◆ **Required task**:
Show all lines holding "this".

(Extracts from a graphics dataset)
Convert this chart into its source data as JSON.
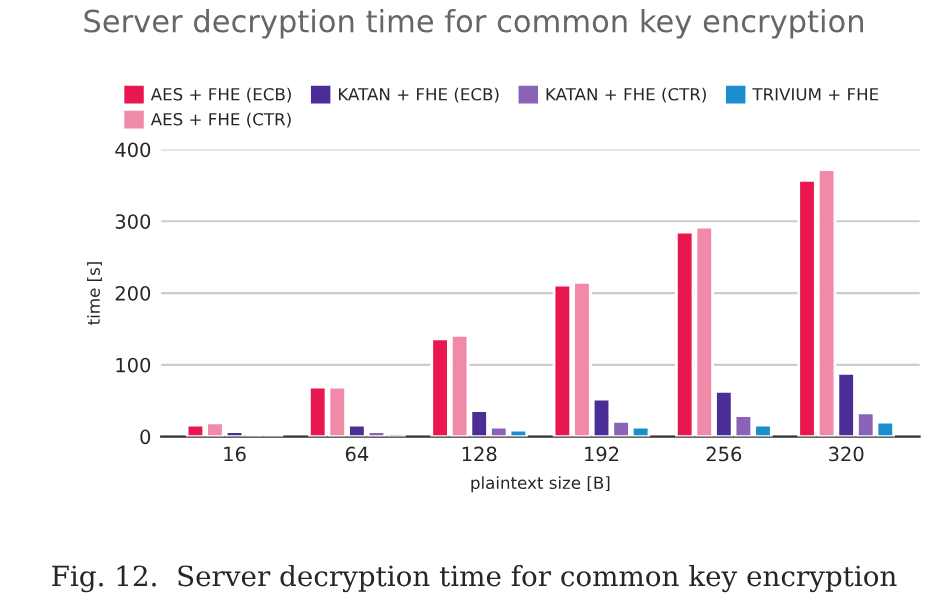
{
  "chart_data": {
    "type": "bar",
    "title": "Server decryption time for common key encryption",
    "xlabel": "plaintext size [B]",
    "ylabel": "time [s]",
    "categories": [
      "16",
      "64",
      "128",
      "192",
      "256",
      "320"
    ],
    "series": [
      {
        "name": "AES + FHE (ECB)",
        "color": "#e8184f",
        "values": [
          16,
          69,
          136,
          211,
          285,
          357
        ]
      },
      {
        "name": "AES + FHE (CTR)",
        "color": "#f08aa8",
        "values": [
          19,
          69,
          141,
          215,
          292,
          372
        ]
      },
      {
        "name": "KATAN + FHE (ECB)",
        "color": "#4a2d96",
        "values": [
          7,
          16,
          36,
          52,
          63,
          88
        ]
      },
      {
        "name": "KATAN + FHE (CTR)",
        "color": "#8a62b8",
        "values": [
          3,
          7,
          13,
          21,
          29,
          33
        ]
      },
      {
        "name": "TRIVIUM + FHE",
        "color": "#1a8fd0",
        "values": [
          1,
          4,
          9,
          13,
          16,
          20
        ]
      }
    ],
    "ylim": [
      0,
      400
    ],
    "yticks": [
      0,
      100,
      200,
      300,
      400
    ],
    "grid": "y",
    "legend": "top",
    "annotations": [
      "Fig. 12.  Server decryption time for common key encryption"
    ]
  }
}
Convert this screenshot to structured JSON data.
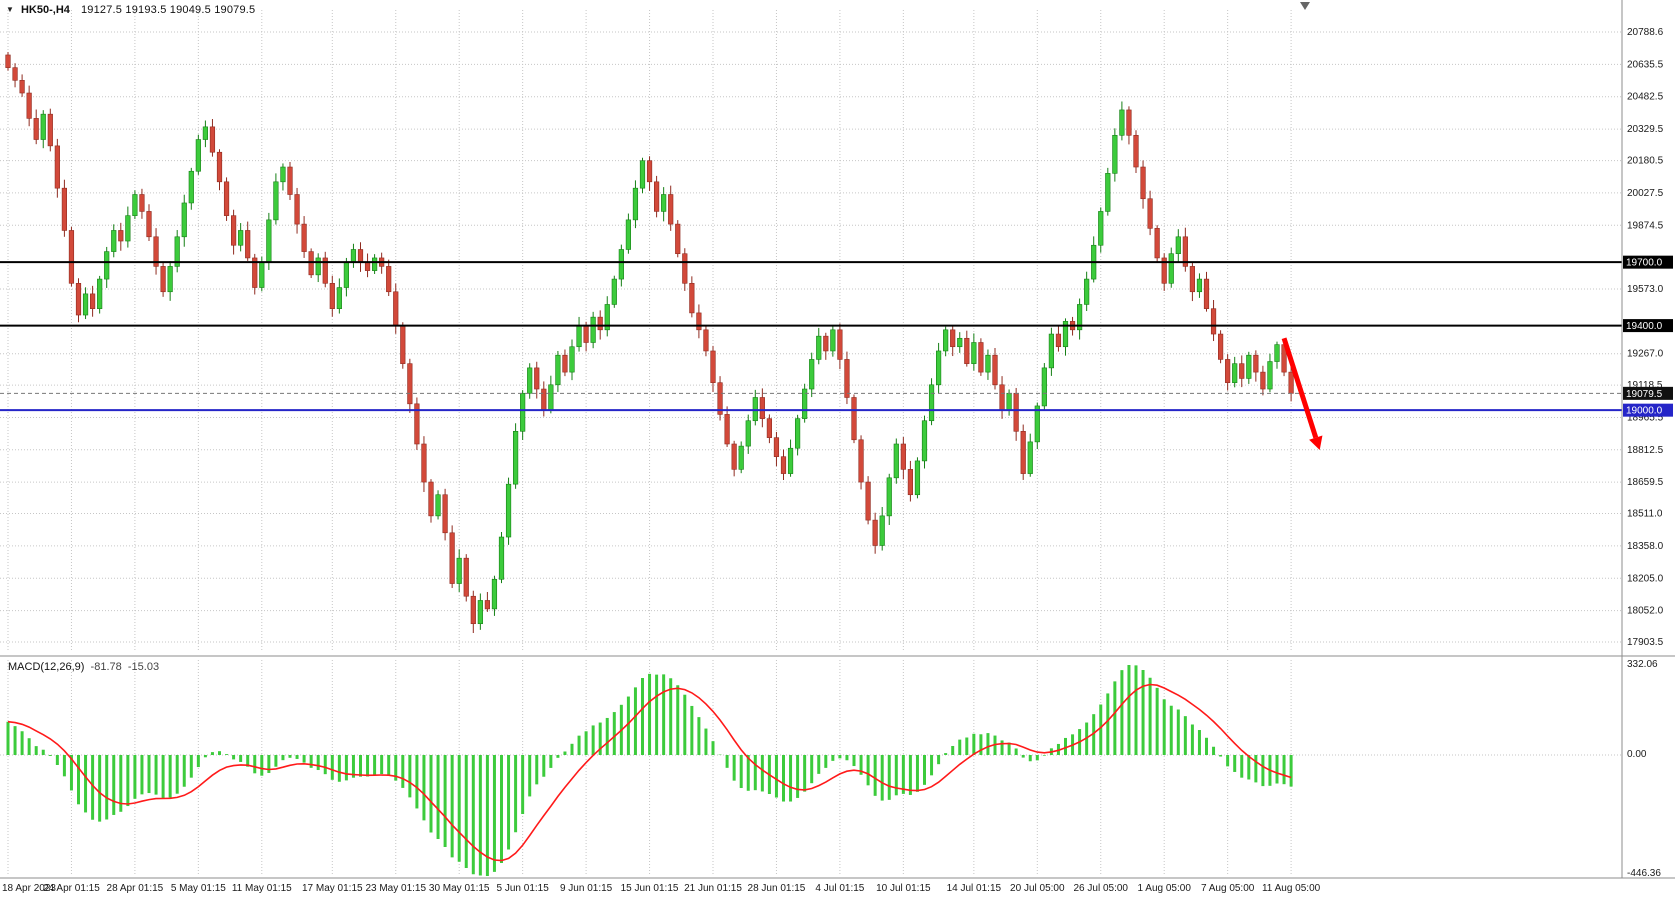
{
  "overlay": {
    "symbol": "HK50-,H4",
    "ohlc": "19127.5 19193.5 19049.5 19079.5"
  },
  "chart_data": {
    "type": "candlestick",
    "title": "HK50- H4 candlestick chart with MACD",
    "timeframe": "H4",
    "x_labels": [
      "18 Apr 2023",
      "24 Apr 01:15",
      "28 Apr 01:15",
      "5 May 01:15",
      "11 May 01:15",
      "17 May 01:15",
      "23 May 01:15",
      "30 May 01:15",
      "5 Jun 01:15",
      "9 Jun 01:15",
      "15 Jun 01:15",
      "21 Jun 01:15",
      "28 Jun 01:15",
      "4 Jul 01:15",
      "10 Jul 01:15",
      "14 Jul 01:15",
      "20 Jul 05:00",
      "26 Jul 05:00",
      "1 Aug 05:00",
      "7 Aug 05:00",
      "11 Aug 05:00"
    ],
    "y_ticks": [
      20788.6,
      20635.5,
      20482.5,
      20329.5,
      20180.5,
      20027.5,
      19874.5,
      19573.0,
      19267.0,
      19118.5,
      18965.5,
      18812.5,
      18659.5,
      18511.0,
      18358.0,
      18205.0,
      18052.0,
      17903.5
    ],
    "hlines": [
      {
        "price": 19700.0,
        "label": "19700.0",
        "color": "#000000",
        "width": 2
      },
      {
        "price": 19400.0,
        "label": "19400.0",
        "color": "#000000",
        "width": 2
      },
      {
        "price": 19000.0,
        "label": "19000.0",
        "color": "#2525c8",
        "width": 2
      }
    ],
    "price_marker": {
      "price": 19079.5,
      "label": "19079.5",
      "box_color": "#101010",
      "line_color": "#777777"
    },
    "candles": {
      "first_open": 20680,
      "closes": [
        20620,
        20560,
        20500,
        20380,
        20280,
        20400,
        20250,
        20050,
        19850,
        19600,
        19450,
        19550,
        19480,
        19620,
        19750,
        19850,
        19800,
        19920,
        20020,
        19940,
        19820,
        19680,
        19560,
        19680,
        19820,
        19980,
        20130,
        20280,
        20340,
        20220,
        20080,
        19920,
        19780,
        19850,
        19720,
        19580,
        19700,
        19900,
        20080,
        20150,
        20020,
        19880,
        19750,
        19640,
        19720,
        19600,
        19480,
        19580,
        19700,
        19760,
        19700,
        19660,
        19720,
        19680,
        19560,
        19400,
        19220,
        19030,
        18840,
        18660,
        18500,
        18600,
        18420,
        18180,
        18300,
        18120,
        17990,
        18100,
        18060,
        18200,
        18400,
        18650,
        18900,
        19080,
        19200,
        19100,
        19000,
        19120,
        19260,
        19180,
        19300,
        19400,
        19320,
        19440,
        19380,
        19500,
        19620,
        19760,
        19900,
        20050,
        20180,
        20080,
        19940,
        20020,
        19880,
        19740,
        19600,
        19460,
        19380,
        19280,
        19130,
        18980,
        18840,
        18720,
        18830,
        18950,
        19060,
        18960,
        18870,
        18780,
        18700,
        18820,
        18960,
        19100,
        19240,
        19350,
        19280,
        19380,
        19240,
        19060,
        18860,
        18660,
        18480,
        18360,
        18500,
        18680,
        18840,
        18720,
        18600,
        18760,
        18950,
        19120,
        19280,
        19380,
        19300,
        19340,
        19220,
        19320,
        19180,
        19260,
        19120,
        19000,
        19080,
        18900,
        18700,
        18850,
        19020,
        19200,
        19360,
        19300,
        19420,
        19380,
        19500,
        19620,
        19780,
        19940,
        20120,
        20300,
        20420,
        20300,
        20150,
        20000,
        19860,
        19720,
        19600,
        19740,
        19820,
        19680,
        19560,
        19620,
        19480,
        19360,
        19240,
        19130,
        19220,
        19150,
        19260,
        19180,
        19100,
        19230,
        19310,
        19180,
        19079.5
      ]
    },
    "macd": {
      "label": "MACD(12,26,9)",
      "macd_value": "-81.78",
      "signal_value": "-15.03",
      "fast": 12,
      "slow": 26,
      "signal": 9,
      "scale_max": 332.06,
      "scale_zero_label": "0.00",
      "scale_min": -446.36
    },
    "arrow_annotation": {
      "from_index": 181,
      "from_price": 19340,
      "to_index": 185.5,
      "to_price": 18870,
      "color": "#ff0000"
    },
    "colors": {
      "up": "#3ccb3c",
      "up_border": "#157f15",
      "down": "#d2493a",
      "down_border": "#8f2b20",
      "grid": "#c6c6c6",
      "hist": "#3ccb3c",
      "signal_line": "#ff1a1a",
      "level_black": "#000000",
      "level_blue": "#2525c8"
    }
  }
}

◆ **Answer to the problem**:
Convert this chart into its source data as JSON.
Convert this screenshot to structured JSON data.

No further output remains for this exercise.